— START OF Exercise material —

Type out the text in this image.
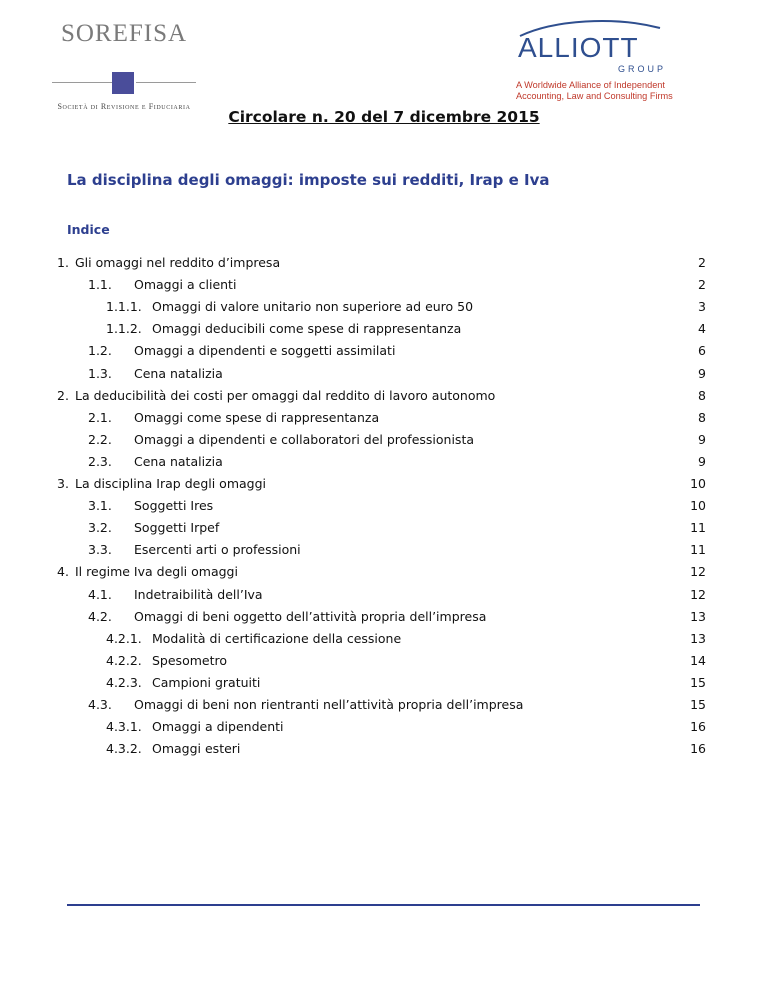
SOREFISA
Società di Revisione e Fiduciaria
ALLIOTT
GROUP
A Worldwide Alliance of Independent
Accounting, Law and Consulting Firms
Circolare n. 20 del 7 dicembre 2015
La disciplina degli omaggi: imposte sui redditi, Irap e Iva
Indice
1. Gli omaggi nel reddito d’impresa	2
1.1. Omaggi a clienti	2
1.1.1. Omaggi di valore unitario non superiore ad euro 50	3
1.1.2. Omaggi deducibili come spese di rappresentanza	4
1.2. Omaggi a dipendenti e soggetti assimilati	6
1.3. Cena natalizia	9
2. La deducibilità dei costi per omaggi dal reddito di lavoro autonomo	8
2.1. Omaggi come spese di rappresentanza	8
2.2. Omaggi a dipendenti e collaboratori del professionista	9
2.3. Cena natalizia	9
3. La disciplina Irap degli omaggi	10
3.1. Soggetti Ires	10
3.2. Soggetti Irpef	11
3.3. Esercenti arti o professioni	11
4. Il regime Iva degli omaggi	12
4.1. Indetraibilità dell’Iva	12
4.2. Omaggi di beni oggetto dell’attività propria dell’impresa	13
4.2.1. Modalità di certificazione della cessione	13
4.2.2. Spesometro	14
4.2.3. Campioni gratuiti	15
4.3. Omaggi di beni non rientranti nell’attività propria dell’impresa	15
4.3.1. Omaggi a dipendenti	16
4.3.2. Omaggi esteri	16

— END OF Exercise material —

Problem description: Skip the pictures and transcribe the rest of the records exactly.

Finished exercise:
Type out the text in this image.
SOREFISA
Società di Revisione e Fiduciaria
ALLIOTT
GROUP
A Worldwide Alliance of Independent
Accounting, Law and Consulting Firms
Circolare n. 20 del 7 dicembre 2015
La disciplina degli omaggi: imposte sui redditi, Irap e Iva
Indice
1. Gli omaggi nel reddito d’impresa	2
1.1. Omaggi a clienti	2
1.1.1. Omaggi di valore unitario non superiore ad euro 50	3
1.1.2. Omaggi deducibili come spese di rappresentanza	4
1.2. Omaggi a dipendenti e soggetti assimilati	6
1.3. Cena natalizia	9
2. La deducibilità dei costi per omaggi dal reddito di lavoro autonomo	8
2.1. Omaggi come spese di rappresentanza	8
2.2. Omaggi a dipendenti e collaboratori del professionista	9
2.3. Cena natalizia	9
3. La disciplina Irap degli omaggi	10
3.1. Soggetti Ires	10
3.2. Soggetti Irpef	11
3.3. Esercenti arti o professioni	11
4. Il regime Iva degli omaggi	12
4.1. Indetraibilità dell’Iva	12
4.2. Omaggi di beni oggetto dell’attività propria dell’impresa	13
4.2.1. Modalità di certificazione della cessione	13
4.2.2. Spesometro	14
4.2.3. Campioni gratuiti	15
4.3. Omaggi di beni non rientranti nell’attività propria dell’impresa	15
4.3.1. Omaggi a dipendenti	16
4.3.2. Omaggi esteri	16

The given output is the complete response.